*Problem to work on*. Search the records below for the word "value". Pull out each line that has it.
[BEGIN Records provided]
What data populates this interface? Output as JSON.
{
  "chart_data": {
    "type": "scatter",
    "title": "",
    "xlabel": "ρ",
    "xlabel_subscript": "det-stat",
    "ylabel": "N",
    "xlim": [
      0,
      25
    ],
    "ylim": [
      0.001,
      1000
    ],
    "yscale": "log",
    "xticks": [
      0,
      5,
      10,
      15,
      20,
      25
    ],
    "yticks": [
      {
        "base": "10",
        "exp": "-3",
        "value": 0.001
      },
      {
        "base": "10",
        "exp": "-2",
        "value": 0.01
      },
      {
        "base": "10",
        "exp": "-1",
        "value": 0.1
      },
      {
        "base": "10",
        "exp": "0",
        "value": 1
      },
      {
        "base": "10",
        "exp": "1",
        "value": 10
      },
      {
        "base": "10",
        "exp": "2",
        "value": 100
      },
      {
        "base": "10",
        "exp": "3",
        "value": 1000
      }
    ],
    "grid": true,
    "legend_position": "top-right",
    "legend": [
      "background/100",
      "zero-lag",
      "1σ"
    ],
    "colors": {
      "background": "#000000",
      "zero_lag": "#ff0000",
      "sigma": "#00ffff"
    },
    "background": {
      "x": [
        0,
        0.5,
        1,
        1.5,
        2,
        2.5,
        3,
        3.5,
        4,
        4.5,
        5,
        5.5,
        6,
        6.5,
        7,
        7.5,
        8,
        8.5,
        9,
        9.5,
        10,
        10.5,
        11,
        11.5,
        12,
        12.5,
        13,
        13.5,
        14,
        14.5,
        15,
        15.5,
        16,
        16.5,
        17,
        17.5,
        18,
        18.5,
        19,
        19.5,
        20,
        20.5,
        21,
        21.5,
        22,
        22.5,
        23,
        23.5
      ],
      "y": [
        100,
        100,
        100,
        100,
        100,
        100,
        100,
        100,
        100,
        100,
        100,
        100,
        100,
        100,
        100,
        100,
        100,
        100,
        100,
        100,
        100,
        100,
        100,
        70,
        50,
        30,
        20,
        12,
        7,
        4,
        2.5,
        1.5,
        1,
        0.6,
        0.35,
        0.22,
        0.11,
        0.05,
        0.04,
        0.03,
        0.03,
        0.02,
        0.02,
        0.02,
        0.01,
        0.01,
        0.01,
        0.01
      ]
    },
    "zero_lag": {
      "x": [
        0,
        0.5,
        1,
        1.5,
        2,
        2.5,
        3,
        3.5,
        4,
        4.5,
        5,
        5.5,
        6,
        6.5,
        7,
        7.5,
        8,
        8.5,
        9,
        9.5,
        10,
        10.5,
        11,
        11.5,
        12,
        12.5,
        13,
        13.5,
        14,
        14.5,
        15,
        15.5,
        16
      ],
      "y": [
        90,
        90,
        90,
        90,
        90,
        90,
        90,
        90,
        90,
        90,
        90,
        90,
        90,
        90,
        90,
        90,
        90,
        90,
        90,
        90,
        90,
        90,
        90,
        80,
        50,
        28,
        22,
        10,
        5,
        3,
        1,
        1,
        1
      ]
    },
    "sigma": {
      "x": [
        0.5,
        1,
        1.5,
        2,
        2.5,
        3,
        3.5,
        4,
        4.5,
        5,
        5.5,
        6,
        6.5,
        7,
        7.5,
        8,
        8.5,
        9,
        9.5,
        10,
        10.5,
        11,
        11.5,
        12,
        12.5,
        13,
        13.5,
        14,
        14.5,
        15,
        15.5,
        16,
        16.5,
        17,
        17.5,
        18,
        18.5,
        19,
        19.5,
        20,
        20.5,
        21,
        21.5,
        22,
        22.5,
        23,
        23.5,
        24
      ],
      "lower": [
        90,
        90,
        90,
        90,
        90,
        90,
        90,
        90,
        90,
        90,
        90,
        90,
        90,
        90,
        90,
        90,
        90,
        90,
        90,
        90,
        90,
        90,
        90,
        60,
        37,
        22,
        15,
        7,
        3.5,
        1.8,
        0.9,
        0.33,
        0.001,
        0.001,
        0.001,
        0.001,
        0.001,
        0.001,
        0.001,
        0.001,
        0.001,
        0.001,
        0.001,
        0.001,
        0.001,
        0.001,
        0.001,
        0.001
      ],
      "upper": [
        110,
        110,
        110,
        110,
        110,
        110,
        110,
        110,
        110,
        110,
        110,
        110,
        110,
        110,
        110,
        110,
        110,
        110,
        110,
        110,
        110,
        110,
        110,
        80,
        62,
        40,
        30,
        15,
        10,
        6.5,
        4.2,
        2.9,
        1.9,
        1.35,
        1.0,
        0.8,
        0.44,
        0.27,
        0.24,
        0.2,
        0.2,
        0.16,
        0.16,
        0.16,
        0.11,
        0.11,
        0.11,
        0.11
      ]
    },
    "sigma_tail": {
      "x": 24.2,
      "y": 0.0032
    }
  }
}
[END Records provided]
*Written solution*.
        "value": 0.001
        "value": 0.01
        "value": 0.1
        "value": 1
        "value": 10
        "value": 100
        "value": 1000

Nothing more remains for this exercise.